■ Document excerpt ■
'''

Bidirectional Chinese-history time mapping with a transparent cleaning pipeline (import as `chhiskit`).
Project description
🏛️ Chinese History Toolkits
Map any year to its Chinese dynasty / reign-era / epoch — and back.
English · 中文 · Online Docs
Built on the Shanghai Library open data platform (879 raw records), with a transparent cleaning pipeline so every change traces back to the source — and a typed, dependency-light Python API on top.
✨ Features
- 🔁 Two-way lookup — name →
(begin, end)years; year → list of all parallel polities. - 🪨 Full timeline — 旧石器 / 新石器 prehistoric brackets through 清.
- 🧹 Pre-cleaned data — F1 truncations dropped, F2 split-spans merged, missing endYears hand-filled, ancient-name reuses disambiguated (
夏(窦建德)≠夏). - 📜 Auditable — every cleaning decision is one row in
dynasty_drops.mdwith a clickable upstream URI; every modification at clean time emits oneRawDataModifiedWarning. - 🌐 Alias-friendly — pass
aliases={"新石器": {"Neolithic", "Neo"}}to accept foreign-language input. - ⚡ Lightweight — only
pandasat runtime; data ships in the repo, no network needed.
🚀 Quickstart
# From PyPI — distribution name is `chinese_history_toolkits`
pip install chinese_history_toolkits
# Or from source
git clone https://github.com/SongshGeoLab/chinese_history_toolkits.git
cd chinese_history_toolkits
uv sync --all-extras
Note — the PyPI distribution name is
chinese_history_toolkits(verbose), but the import name is the short acronymchhiskitfor daily use.
import chhiskit
# Name → years
chhiskit.get_age_from_cultural_period("康熙") # → (1662.0, 1722.0)
chhiskit.get_age_from_cultural_period("唐", level="dynasty") # → (618.0, 907.0)
chhiskit.get_age_from_cultural_period("新石器", level="epoch") # → (-10000.0, -2070.0)
# Year → matching polities (multiple are normal — 三国, 隋末, etc.)
[m.dynasty_id for m in chhiskit.get_cultural_periods_from_year(250)]
# → ['三国', '吴', '蜀', '魏']
# BP convention (radiocarbon, 1950 reference)

'''

■ Given entries ■
'''

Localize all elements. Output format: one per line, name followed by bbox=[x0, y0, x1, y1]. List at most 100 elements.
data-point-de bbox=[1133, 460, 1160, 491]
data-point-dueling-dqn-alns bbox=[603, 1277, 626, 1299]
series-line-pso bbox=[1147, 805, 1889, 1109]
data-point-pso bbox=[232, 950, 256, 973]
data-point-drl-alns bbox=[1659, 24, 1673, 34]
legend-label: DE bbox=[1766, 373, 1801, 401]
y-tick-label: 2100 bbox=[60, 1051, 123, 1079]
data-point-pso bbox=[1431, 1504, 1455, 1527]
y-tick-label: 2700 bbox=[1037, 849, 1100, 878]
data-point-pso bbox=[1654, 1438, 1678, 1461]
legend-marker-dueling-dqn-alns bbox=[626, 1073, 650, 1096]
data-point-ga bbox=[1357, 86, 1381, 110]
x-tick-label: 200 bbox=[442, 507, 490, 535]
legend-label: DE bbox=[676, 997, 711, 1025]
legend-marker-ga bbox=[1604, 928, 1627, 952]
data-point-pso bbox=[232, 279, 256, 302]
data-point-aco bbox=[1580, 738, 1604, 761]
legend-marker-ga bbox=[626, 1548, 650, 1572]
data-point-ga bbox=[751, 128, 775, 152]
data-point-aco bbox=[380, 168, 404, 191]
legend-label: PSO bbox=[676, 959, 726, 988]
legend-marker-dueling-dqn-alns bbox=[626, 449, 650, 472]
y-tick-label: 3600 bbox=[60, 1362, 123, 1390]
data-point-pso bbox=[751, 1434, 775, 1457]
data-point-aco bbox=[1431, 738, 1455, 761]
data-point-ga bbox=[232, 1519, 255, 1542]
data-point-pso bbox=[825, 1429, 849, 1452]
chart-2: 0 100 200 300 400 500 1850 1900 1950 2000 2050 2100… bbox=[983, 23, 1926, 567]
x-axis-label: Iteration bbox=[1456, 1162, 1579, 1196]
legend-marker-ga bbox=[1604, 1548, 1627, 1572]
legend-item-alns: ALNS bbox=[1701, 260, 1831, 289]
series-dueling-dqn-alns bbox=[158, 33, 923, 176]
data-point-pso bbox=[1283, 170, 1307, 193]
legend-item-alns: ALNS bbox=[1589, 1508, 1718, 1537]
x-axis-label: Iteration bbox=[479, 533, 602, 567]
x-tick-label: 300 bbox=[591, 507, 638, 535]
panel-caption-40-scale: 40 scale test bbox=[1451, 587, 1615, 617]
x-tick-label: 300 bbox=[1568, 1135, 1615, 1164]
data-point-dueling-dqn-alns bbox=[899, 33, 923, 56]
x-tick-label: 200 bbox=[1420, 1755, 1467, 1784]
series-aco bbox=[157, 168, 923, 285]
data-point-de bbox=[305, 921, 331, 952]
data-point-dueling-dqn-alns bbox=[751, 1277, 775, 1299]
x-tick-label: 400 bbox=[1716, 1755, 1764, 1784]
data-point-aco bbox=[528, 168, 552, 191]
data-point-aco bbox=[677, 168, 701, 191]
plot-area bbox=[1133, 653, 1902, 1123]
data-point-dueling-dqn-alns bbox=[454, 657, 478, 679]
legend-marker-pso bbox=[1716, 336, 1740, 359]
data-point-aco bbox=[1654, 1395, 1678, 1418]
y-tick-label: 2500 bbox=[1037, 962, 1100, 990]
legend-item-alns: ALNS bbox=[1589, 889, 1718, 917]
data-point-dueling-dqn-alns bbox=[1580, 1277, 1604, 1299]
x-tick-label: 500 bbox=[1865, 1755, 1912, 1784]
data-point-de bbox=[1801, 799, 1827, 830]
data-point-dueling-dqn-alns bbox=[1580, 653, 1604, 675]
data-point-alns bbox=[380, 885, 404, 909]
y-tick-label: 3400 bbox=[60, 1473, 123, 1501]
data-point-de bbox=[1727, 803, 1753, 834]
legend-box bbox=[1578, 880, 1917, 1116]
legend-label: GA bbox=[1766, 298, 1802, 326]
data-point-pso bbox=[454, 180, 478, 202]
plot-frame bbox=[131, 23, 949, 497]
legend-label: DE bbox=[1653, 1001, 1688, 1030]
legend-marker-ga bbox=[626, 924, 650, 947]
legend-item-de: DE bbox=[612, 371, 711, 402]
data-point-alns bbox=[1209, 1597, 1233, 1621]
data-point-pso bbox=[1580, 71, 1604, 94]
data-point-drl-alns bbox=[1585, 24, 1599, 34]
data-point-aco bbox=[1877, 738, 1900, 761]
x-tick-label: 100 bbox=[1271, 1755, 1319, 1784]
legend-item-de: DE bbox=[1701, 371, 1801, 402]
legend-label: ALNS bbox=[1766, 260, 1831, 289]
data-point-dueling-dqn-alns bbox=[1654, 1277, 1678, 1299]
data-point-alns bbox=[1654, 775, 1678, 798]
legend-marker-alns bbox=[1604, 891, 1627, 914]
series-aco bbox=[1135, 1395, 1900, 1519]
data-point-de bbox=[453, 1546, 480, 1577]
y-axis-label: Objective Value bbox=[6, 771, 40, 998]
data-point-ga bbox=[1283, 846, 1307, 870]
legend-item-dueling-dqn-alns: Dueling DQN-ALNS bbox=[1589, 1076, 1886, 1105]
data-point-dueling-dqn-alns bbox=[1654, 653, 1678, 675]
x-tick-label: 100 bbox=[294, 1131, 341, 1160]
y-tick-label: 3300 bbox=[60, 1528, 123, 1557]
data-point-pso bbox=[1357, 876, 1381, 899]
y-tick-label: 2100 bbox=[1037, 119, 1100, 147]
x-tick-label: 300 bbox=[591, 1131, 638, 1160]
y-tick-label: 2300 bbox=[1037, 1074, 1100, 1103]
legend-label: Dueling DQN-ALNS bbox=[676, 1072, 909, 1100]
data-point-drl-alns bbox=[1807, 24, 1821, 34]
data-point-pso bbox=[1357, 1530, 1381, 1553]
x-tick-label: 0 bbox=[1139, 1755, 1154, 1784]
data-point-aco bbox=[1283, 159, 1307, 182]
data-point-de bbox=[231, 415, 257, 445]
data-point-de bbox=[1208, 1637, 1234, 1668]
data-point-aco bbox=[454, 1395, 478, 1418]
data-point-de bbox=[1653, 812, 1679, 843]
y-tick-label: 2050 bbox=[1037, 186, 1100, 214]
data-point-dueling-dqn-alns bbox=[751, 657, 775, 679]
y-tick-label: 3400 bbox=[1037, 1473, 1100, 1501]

'''

■ Tasks and exercises ■
1. Answer these questions about the Chinese history toolkit page:
(a) How many raw records from the Shanghai Library open data platform is the toolkit built on?
(b) What command installs the package from PyPI?
(c) What does the call for "唐" with level="dynasty" return?
2. Write the next part of the Chinese history toolkit page, starting after its last comment about the BP convention.

■ Exercise results ■
1.
(a) 879
(b) pip install chinese_history_toolkits
(c) (618.0, 907.0)

2.
chhiskit.get_age_from_cultural_period("商", level="dynasty", anno_domini=False)
# → (3509.0, 3073.0)
# Foreign aliases
chhiskit.get_age_from_cultural_period(
"Neolithic", level="epoch",
aliases={"新石器": {"Neolithic", "Neo"}},
)
# → (-10000.0, -2070.0)
🏗️ Architecture at a glance
data.library.sh.cn ─► scrape ─► validate ─► clean ─► dynasty_clean.csv (854)
dynasty_drops.md (audit)
│
▼
src/chhiskit/core/dynasties.py
(runtime API, two functions)
| Stage | Script | Output |
|---|---|---|
| scrape | scripts/dynasties/scrape_dynasty.py |
dynasty_temporal.csv (879 rows) |
| validate | scripts/dynasties/validate_dynasties.py |
dynasty_issues.csv (189 flagged) |
| clean | scripts/dynasties/clean_dynasties.py |
dynasty_clean.csv + dynasty_drops.md |
The runtime API only reads dynasty_clean.csv. To change a cleaning rule, edit the script and re-run — the diff in dynasty_clean.csv and dynasty_drops.md makes the change reviewable.
📚 Documentation
| 📖 Quick Start | Install + first lookup, 5 minutes |
| 🧹 Data Pipeline | Scrape → validate → clean explained |
| 📚 API Reference | Every parameter, with worked examples |
| 🗺️ Epochs Reference | EPOCH_MAP + PREHISTORIC_EPOCHS |
Build the site locally:
make docs # serve at http://127.0.0.1:8000
make docs-build # static build
🧪 Development
make test # pytest
pre-commit run --all-files # black + ruff + flake8 + mypy + interrogate
make tox # Python 3.10–3.13 matrix
The test file tests/test_dynasties.py is the executable spec — 103 cases organized into one class per behavior cluster, each with a docstring explaining what it pins.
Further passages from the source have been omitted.